## PASSAGE PROVIDED

= Beginning of Section =

The first time my husband and I decided we’d like to get pregnant, we decided to say goodbye to contraception ‘and see what happened’. I had no idea when I ovulated, I didn’t chart and we didn’t plan. We got pregnant in our first month. This confirmed the theory that the first time you have unprotected sex, you’ll get pregnant! It’s popular in putting the fear of God into teenagers. And also a key part of all reality TV programming. Oh yes, I watch Dr Phil AND sometimes I even slum it on Maury (shhh!) but that’s a whole other confession.
I rather naively believed that it would be just as easy second time around.We planned. We planned for the right time and the right financial situation. We even planned for an optimal amount of time since my last pregnancy to give me a good chance of a successful VBAC after my emergency cesarean. My control freak was in full flight and my pragmatist had gone mysteriously AWOL. At some stage I’ll have to track the pragmatist down, I could use her help.
In the first month I had a miscarriage (the second of my life). An observant or anal person might notice that while I said ‘we’ got pregnant, I do not say ‘we’ had a miscarriage, because it was just me, or it felt that way. I was grief-stricken in a way that I wasn’t before I had my daughter – because it was so much more real, and so less abstract. It was an early loss, which I am grateful for.
We are now in our fourth month of trying. And I’ll be the first to admit that I am a neurotic mess. Have you met me? I’m neurotic at the best of times. Somehow, I’ve now managed to take it to a new level. Impressive, even for me.
Things that I loathe the most:
- Pre-menstrual symptoms are almost identical to early pregnancy symptoms. That’s awesome. Thanks female reproductive system. If I was God for a day that would totally be the first thing I would change. You see? That’s what I’ve been reduced to – not world peace, or end world hunger but that.
- I hate waiting with a passion that is difficult to communicate. I’m not a limbo person. The game or the state of being. I like to know, and I like to know now. It’s a miracle that I didn’t find out the sex of my first baby before she was born. I’m not content for my email to check every 5 or 10 minutes I have to press the “Get Mail” button. Ok, I might also have an immediate gratification problem.

= End of Section =

Collected data
= Beginning of Section =

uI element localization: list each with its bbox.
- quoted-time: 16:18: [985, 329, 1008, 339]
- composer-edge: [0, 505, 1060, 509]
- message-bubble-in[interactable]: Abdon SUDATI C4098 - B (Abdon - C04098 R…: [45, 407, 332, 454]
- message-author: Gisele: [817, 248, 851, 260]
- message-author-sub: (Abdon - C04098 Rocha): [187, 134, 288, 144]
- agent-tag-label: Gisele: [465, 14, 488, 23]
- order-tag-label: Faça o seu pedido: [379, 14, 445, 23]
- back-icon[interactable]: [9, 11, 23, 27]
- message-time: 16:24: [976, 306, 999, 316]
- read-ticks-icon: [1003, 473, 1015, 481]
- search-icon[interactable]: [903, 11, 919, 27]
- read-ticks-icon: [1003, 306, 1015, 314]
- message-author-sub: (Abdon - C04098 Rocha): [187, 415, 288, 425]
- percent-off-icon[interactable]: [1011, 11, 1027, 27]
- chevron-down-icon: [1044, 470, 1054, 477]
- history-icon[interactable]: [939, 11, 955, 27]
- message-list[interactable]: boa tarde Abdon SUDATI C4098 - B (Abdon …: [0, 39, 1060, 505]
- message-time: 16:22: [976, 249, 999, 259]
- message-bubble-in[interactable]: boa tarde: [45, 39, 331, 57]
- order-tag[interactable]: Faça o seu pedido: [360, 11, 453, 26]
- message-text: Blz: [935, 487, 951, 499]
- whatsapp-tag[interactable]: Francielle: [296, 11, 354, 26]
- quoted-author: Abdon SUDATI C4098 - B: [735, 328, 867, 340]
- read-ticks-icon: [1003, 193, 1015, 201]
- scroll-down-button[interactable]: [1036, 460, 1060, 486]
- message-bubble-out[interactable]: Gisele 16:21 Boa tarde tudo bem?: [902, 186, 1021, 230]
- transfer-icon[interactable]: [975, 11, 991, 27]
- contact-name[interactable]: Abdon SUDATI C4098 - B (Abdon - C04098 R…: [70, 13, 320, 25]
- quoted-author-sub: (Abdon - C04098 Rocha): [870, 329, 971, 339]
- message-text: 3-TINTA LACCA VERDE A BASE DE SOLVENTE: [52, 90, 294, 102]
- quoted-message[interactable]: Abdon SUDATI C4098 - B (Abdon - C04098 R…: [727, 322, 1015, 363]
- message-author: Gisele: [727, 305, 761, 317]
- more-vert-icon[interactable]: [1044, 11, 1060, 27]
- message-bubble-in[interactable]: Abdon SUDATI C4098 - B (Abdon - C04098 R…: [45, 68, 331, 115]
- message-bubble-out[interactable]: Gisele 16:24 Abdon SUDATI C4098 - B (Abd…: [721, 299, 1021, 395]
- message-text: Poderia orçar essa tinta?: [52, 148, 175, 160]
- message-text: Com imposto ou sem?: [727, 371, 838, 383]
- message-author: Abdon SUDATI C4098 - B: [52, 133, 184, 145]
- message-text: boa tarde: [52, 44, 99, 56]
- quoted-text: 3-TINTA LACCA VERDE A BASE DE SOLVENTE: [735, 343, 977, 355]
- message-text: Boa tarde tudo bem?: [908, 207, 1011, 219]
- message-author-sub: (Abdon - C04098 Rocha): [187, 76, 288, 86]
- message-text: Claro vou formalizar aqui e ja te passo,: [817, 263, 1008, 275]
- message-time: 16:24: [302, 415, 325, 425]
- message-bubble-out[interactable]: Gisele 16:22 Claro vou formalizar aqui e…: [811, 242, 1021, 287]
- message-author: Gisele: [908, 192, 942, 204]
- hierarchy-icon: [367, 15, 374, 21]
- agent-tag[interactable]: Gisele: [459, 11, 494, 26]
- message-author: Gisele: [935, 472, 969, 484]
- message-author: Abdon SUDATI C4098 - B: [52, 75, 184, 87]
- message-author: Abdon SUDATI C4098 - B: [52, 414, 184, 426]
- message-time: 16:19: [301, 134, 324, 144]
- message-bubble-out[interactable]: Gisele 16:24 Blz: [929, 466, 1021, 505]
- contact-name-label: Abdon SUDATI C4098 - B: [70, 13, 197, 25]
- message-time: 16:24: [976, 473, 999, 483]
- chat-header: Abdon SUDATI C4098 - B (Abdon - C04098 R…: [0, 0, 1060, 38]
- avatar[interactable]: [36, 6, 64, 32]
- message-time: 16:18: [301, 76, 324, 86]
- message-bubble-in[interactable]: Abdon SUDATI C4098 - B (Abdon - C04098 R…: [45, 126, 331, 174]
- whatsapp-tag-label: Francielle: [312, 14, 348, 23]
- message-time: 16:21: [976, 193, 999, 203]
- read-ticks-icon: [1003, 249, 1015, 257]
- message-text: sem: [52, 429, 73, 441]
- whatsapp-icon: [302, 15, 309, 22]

= End of Section =

## LIST OF TASKS
**a)** In the passage about trying to get pregnant, condense the paragraph beginning "I rather naively believed" into a short bulleted list that keeps its main facts.
**b)** Go on with the passage about trying to get pregnant, picking up right after its final sentence.

## REPLIES
**a)**
- I naively expected a second pregnancy to come as easily as the first.
- We planned the timing around the right moment and our finances.
- We also left an optimal gap since my last pregnancy, to give me a good chance of a successful VBAC after my emergency cesarean.
- My control freak took over while my pragmatist went missing, and I could use her help.

**b)**
- I hate waiting to NOT get my period. Waiting for something to not happen makes me even more neurotic. Oh, it’s possible.
- The months where I am so sure that I am pregnant until . . . And then I’m devastated, again. And pregnancy tests, they mock me. So cold, so heartless, so accurate.
- Feeling like an ungrateful mother when I look at my beautiful two year old daughter.
- Feeling like an ungrateful woman when I think about all the women out there with actual fertility problems.
- Well meaning people giving me good advice that I do not have the capacity to take: ‘If you stop worrying about it, it will happen.’
- Google. Ordinarily I love Google. Ordinarily Google is like my safe, dependable best friend, who I might or might not have occasional lustful feelings for. Not so here. Google is the enemy of the neurotic. Because it knows everything. It knows which are early pregnancy symptoms, which are menstrual symptoms. When you ovulate. When you should have sex. How often you should have sex. What you should eat. What you shouldn’t eat. I confess, I’m Google’s bitch.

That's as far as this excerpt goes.